PASSAGE:
========================

Ethical considerations

We have now provided additional detail in this section, detailing key themes.

Study protocol

Further detail now provided in the vaccines section:

“Our previous study in the UK used hepatitis A as the control vaccine 6, however this product is not licensed in Malawi such that saline was chosen for this study”

We have now uploaded a more recent version of the consent form to the extended data. server with correct reference to Saline vaccination.

Primary inoculation

Group rather than individual dose escalation has now been clarified.

Secondary inoculation

Rationale now provided.

Table 1

We have further clarified the table legend.

Diary card

We have not used a daily diary card for this study. Participants contact the study team by text message daily after inoculation, documenting their temperature and if they have any symptoms. This is used as a trigger for further clinical enquiry if any issues are identified

Participant acceptability

Following on from our published acceptability study ( https://wellcomeopenresearch.org/articles/6-89), we decided that an exit questionnaire was the most pragmatic option in this much larger study of 200 volunteers. We have retained the option to discuss participation in more detail through semi-structured interview within the protocol (see analysis plan) triggered by the exit questionnaire (e.g. if the participant raises any questions or concerns).

Safety net advice

We certainly offer this and have now included reference in the protocol – see “participants, schedule and timelines”.

========================

EXERCISE REQUIREMENTS:
• 1. Copy the protocol passage word for word, starting at "Participant acceptability" and ending at "questions or concerns).".
• 2. According to the protocol passage, how do participants get in touch with the study team each day after inoculation?
• 3. Continue the protocol passage from its last sentence.
The lines after this come from a different source than the protocol passage.

[Document structure recognition data]
========================

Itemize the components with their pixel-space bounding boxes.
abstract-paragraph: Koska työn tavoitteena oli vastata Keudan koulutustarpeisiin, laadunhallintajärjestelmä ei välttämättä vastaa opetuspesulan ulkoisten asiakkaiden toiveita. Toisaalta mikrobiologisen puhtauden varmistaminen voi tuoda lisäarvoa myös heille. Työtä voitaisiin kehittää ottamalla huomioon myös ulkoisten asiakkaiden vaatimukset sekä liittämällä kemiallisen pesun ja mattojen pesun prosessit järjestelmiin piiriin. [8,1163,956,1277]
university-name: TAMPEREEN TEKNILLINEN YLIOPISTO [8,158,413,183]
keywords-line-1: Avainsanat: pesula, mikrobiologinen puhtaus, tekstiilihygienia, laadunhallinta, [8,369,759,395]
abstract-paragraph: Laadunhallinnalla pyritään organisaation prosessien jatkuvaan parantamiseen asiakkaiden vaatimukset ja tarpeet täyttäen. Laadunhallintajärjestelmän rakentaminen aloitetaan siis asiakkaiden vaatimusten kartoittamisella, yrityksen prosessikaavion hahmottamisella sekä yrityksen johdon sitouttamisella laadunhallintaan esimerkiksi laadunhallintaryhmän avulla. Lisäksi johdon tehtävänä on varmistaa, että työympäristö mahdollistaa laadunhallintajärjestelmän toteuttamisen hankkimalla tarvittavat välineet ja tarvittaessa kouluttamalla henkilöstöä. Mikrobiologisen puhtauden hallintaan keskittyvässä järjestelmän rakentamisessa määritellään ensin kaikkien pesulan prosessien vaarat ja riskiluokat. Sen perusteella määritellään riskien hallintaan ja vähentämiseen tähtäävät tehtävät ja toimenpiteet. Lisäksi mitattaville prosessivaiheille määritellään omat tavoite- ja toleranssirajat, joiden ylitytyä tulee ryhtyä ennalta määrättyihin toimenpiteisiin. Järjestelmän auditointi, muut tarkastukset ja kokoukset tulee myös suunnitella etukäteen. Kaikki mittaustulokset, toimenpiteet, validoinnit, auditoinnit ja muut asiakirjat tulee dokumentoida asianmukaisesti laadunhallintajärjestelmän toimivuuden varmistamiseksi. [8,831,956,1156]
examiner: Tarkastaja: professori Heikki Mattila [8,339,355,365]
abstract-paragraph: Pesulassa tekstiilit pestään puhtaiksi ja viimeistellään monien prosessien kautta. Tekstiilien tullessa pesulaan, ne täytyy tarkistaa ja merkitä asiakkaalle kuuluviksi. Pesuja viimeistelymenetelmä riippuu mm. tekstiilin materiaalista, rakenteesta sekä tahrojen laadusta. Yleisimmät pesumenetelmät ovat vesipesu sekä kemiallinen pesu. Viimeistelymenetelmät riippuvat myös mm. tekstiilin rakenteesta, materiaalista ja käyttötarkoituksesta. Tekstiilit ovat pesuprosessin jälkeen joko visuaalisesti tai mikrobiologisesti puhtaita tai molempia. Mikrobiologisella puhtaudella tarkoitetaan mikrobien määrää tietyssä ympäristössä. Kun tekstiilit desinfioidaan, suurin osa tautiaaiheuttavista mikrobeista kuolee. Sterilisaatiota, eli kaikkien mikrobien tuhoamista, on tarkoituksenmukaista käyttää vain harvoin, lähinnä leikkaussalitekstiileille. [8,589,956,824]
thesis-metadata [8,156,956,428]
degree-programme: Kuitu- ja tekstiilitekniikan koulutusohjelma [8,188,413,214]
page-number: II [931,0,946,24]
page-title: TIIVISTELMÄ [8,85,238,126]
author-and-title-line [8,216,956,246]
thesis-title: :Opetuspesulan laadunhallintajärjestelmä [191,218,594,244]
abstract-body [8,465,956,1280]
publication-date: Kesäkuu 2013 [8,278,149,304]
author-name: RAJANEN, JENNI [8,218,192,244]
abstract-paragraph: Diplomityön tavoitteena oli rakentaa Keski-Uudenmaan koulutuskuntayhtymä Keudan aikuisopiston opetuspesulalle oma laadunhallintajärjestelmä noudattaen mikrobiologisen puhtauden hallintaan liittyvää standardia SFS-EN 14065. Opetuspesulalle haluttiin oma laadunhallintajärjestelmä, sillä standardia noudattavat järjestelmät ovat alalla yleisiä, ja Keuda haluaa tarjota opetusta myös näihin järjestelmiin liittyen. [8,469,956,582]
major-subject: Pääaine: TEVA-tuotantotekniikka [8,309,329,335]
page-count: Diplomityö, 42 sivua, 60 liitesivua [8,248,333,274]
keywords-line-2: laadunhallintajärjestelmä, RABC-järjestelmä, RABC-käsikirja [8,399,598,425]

========================

RESULTS FOR EACH TASK:
• 1.
Participant acceptability

Following on from our published acceptability study ( https://wellcomeopenresearch.org/articles/6-89), we decided that an exit questionnaire was the most pragmatic option in this much larger study of 200 volunteers. We have retained the option to discuss participation in more detail through semi-structured interview within the protocol (see analysis plan) triggered by the exit questionnaire (e.g. if the participant raises any questions or concerns).

• 2. They send the study team a text message every day.

• 3.
Exclusion criteria

We use the throat swab for both bacterial and viral culture during the study with the throat swab specifically used for SARS-CoV-2 detection – we have now clarified this point. The suggestion on HTLV is noted, thank you. No participants will be excluded based on nasosorption.

Regulatory approval

We have now corrected this section

Termination of carriage

The recommendation to use 500mg amoxicillin TDS for three days is based on our UK experience of the 6B model. Whilst we cannot offer specific evidence for this treatment course in terms of continued colonisation, no attributable SAEs have occurred in >1500 participants using this dose in UK experience. If a participant feels unwell they are assessed by a study clinician and further clinical investigations are conducted (including blood culture if clinically indicated). We have now documented this in the “severe illness” section of the protocol.

Immunological assays

We agree that harmonisation is important and have now added the following to the immunological assays section: “Assays will be harmonised with LSTM standard operating procedures where possible to facilitate comparability between CHIM studies”.

Associated Data

    This section collects any data citations, data availability statements, or supplementary materials included in this article.

    Data Availability Statement

    Underlying data

    No data are associated with this article. Investigators wishing to collaborate and/or access data, samples and materials should contact the senior author (Gordon) directly.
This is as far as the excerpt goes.